----- RECORDED INFORMATION -----

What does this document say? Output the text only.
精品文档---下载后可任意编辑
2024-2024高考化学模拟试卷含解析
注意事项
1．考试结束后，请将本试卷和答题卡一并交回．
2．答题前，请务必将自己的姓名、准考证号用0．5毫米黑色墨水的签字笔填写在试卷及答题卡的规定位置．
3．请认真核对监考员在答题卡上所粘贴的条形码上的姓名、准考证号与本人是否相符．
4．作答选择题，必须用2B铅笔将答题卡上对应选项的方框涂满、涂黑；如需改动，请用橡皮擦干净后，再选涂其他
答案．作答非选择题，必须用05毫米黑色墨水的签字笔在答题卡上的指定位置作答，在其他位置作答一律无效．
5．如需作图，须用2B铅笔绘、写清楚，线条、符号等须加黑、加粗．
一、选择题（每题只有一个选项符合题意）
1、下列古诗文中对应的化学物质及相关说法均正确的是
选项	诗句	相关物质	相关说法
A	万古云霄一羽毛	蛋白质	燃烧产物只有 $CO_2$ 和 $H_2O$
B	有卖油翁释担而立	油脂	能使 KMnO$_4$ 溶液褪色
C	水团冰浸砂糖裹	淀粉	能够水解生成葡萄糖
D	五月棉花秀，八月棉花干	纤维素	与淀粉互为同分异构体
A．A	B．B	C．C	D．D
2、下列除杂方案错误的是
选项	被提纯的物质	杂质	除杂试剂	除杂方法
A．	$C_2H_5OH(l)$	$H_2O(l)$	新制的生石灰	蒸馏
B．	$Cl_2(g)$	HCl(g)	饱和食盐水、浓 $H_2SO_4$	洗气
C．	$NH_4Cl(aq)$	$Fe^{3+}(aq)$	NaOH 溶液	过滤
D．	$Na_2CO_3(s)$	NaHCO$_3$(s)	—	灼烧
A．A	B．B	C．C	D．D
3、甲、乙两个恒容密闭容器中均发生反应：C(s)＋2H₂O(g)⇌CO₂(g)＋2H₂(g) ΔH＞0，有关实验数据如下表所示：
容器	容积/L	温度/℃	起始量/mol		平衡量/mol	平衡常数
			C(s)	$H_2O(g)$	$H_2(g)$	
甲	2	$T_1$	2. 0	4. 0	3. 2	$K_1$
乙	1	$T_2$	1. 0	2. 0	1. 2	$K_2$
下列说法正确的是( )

-----

* _JOB_
Repeat the material above exactly.

* _WRITTEN ANSWER_
What does this document say? Output the text only.
精品文档---下载后可任意编辑
2024-2024高考化学模拟试卷含解析
注意事项
1．考试结束后，请将本试卷和答题卡一并交回．
2．答题前，请务必将自己的姓名、准考证号用0．5毫米黑色墨水的签字笔填写在试卷及答题卡的规定位置．
3．请认真核对监考员在答题卡上所粘贴的条形码上的姓名、准考证号与本人是否相符．
4．作答选择题，必须用2B铅笔将答题卡上对应选项的方框涂满、涂黑；如需改动，请用橡皮擦干净后，再选涂其他
答案．作答非选择题，必须用05毫米黑色墨水的签字笔在答题卡上的指定位置作答，在其他位置作答一律无效．
5．如需作图，须用2B铅笔绘、写清楚，线条、符号等须加黑、加粗．
一、选择题（每题只有一个选项符合题意）
1、下列古诗文中对应的化学物质及相关说法均正确的是
选项	诗句	相关物质	相关说法
A	万古云霄一羽毛	蛋白质	燃烧产物只有 $CO_2$ 和 $H_2O$
B	有卖油翁释担而立	油脂	能使 KMnO$_4$ 溶液褪色
C	水团冰浸砂糖裹	淀粉	能够水解生成葡萄糖
D	五月棉花秀，八月棉花干	纤维素	与淀粉互为同分异构体
A．A	B．B	C．C	D．D
2、下列除杂方案错误的是
选项	被提纯的物质	杂质	除杂试剂	除杂方法
A．	$C_2H_5OH(l)$	$H_2O(l)$	新制的生石灰	蒸馏
B．	$Cl_2(g)$	HCl(g)	饱和食盐水、浓 $H_2SO_4$	洗气
C．	$NH_4Cl(aq)$	$Fe^{3+}(aq)$	NaOH 溶液	过滤
D．	$Na_2CO_3(s)$	NaHCO$_3$(s)	—	灼烧
A．A	B．B	C．C	D．D
3、甲、乙两个恒容密闭容器中均发生反应：C(s)＋2H₂O(g)⇌CO₂(g)＋2H₂(g) ΔH＞0，有关实验数据如下表所示：
容器	容积/L	温度/℃	起始量/mol		平衡量/mol	平衡常数
			C(s)	$H_2O(g)$	$H_2(g)$	
甲	2	$T_1$	2. 0	4. 0	3. 2	$K_1$
乙	1	$T_2$	1. 0	2. 0	1. 2	$K_2$
下列说法正确的是( )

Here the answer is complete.